■ GOAL OF THE EXERCISE
Give back, word for word, everything from the first line of the items below down to and including the line that contains "pressure-plate[interactable] bbox=[269, 290, 371, 314]".

─── SUPPLIED ENTRIES ───

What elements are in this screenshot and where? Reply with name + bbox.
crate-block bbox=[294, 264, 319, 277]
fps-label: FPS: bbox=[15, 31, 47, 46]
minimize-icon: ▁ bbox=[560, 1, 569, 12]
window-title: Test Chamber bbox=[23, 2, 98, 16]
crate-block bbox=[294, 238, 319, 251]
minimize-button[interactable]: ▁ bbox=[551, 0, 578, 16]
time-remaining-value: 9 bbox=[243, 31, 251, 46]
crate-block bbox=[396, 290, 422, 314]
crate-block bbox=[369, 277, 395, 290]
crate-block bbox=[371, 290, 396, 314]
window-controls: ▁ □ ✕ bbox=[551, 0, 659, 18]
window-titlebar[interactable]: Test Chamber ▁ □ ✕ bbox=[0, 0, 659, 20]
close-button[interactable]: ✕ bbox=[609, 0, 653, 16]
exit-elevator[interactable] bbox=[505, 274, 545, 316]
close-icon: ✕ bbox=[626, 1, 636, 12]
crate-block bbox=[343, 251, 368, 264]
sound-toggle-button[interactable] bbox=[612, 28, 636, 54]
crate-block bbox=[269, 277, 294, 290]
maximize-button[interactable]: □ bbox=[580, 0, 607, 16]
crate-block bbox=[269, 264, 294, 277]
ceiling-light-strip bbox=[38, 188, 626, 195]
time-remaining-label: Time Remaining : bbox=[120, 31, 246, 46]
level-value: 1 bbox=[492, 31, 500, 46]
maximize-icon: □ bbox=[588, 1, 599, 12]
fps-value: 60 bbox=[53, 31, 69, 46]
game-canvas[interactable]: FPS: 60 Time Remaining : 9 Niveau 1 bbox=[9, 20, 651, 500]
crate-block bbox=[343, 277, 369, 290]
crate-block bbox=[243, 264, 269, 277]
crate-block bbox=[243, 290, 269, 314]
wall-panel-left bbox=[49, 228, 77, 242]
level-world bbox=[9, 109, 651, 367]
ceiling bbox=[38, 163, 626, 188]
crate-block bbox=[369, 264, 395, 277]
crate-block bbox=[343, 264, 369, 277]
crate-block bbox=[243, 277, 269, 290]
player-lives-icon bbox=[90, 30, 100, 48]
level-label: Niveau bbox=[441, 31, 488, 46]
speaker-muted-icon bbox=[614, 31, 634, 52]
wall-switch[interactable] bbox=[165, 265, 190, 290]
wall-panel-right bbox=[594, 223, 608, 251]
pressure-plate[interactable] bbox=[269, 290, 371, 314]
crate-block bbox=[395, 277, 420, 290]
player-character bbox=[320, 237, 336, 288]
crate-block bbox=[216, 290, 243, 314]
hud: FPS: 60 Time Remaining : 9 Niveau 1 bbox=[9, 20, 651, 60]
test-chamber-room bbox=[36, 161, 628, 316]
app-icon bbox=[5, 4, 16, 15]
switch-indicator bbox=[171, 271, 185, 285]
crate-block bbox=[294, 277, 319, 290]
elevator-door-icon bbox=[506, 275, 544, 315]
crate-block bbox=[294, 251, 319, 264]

───

■ WRITTEN ANSWER
What elements are in this screenshot and where? Reply with name + bbox.
crate-block bbox=[294, 264, 319, 277]
fps-label: FPS: bbox=[15, 31, 47, 46]
minimize-icon: ▁ bbox=[560, 1, 569, 12]
window-title: Test Chamber bbox=[23, 2, 98, 16]
crate-block bbox=[294, 238, 319, 251]
minimize-button[interactable]: ▁ bbox=[551, 0, 578, 16]
time-remaining-value: 9 bbox=[243, 31, 251, 46]
crate-block bbox=[396, 290, 422, 314]
crate-block bbox=[369, 277, 395, 290]
crate-block bbox=[371, 290, 396, 314]
window-controls: ▁ □ ✕ bbox=[551, 0, 659, 18]
window-titlebar[interactable]: Test Chamber ▁ □ ✕ bbox=[0, 0, 659, 20]
close-button[interactable]: ✕ bbox=[609, 0, 653, 16]
exit-elevator[interactable] bbox=[505, 274, 545, 316]
close-icon: ✕ bbox=[626, 1, 636, 12]
crate-block bbox=[343, 251, 368, 264]
sound-toggle-button[interactable] bbox=[612, 28, 636, 54]
crate-block bbox=[269, 277, 294, 290]
maximize-button[interactable]: □ bbox=[580, 0, 607, 16]
crate-block bbox=[269, 264, 294, 277]
ceiling-light-strip bbox=[38, 188, 626, 195]
time-remaining-label: Time Remaining : bbox=[120, 31, 246, 46]
level-value: 1 bbox=[492, 31, 500, 46]
maximize-icon: □ bbox=[588, 1, 599, 12]
fps-value: 60 bbox=[53, 31, 69, 46]
game-canvas[interactable]: FPS: 60 Time Remaining : 9 Niveau 1 bbox=[9, 20, 651, 500]
crate-block bbox=[343, 277, 369, 290]
crate-block bbox=[243, 264, 269, 277]
crate-block bbox=[243, 290, 269, 314]
wall-panel-left bbox=[49, 228, 77, 242]
level-world bbox=[9, 109, 651, 367]
ceiling bbox=[38, 163, 626, 188]
crate-block bbox=[369, 264, 395, 277]
crate-block bbox=[343, 264, 369, 277]
crate-block bbox=[243, 277, 269, 290]
player-lives-icon bbox=[90, 30, 100, 48]
level-label: Niveau bbox=[441, 31, 488, 46]
speaker-muted-icon bbox=[614, 31, 634, 52]
wall-switch[interactable] bbox=[165, 265, 190, 290]
wall-panel-right bbox=[594, 223, 608, 251]
pressure-plate[interactable] bbox=[269, 290, 371, 314]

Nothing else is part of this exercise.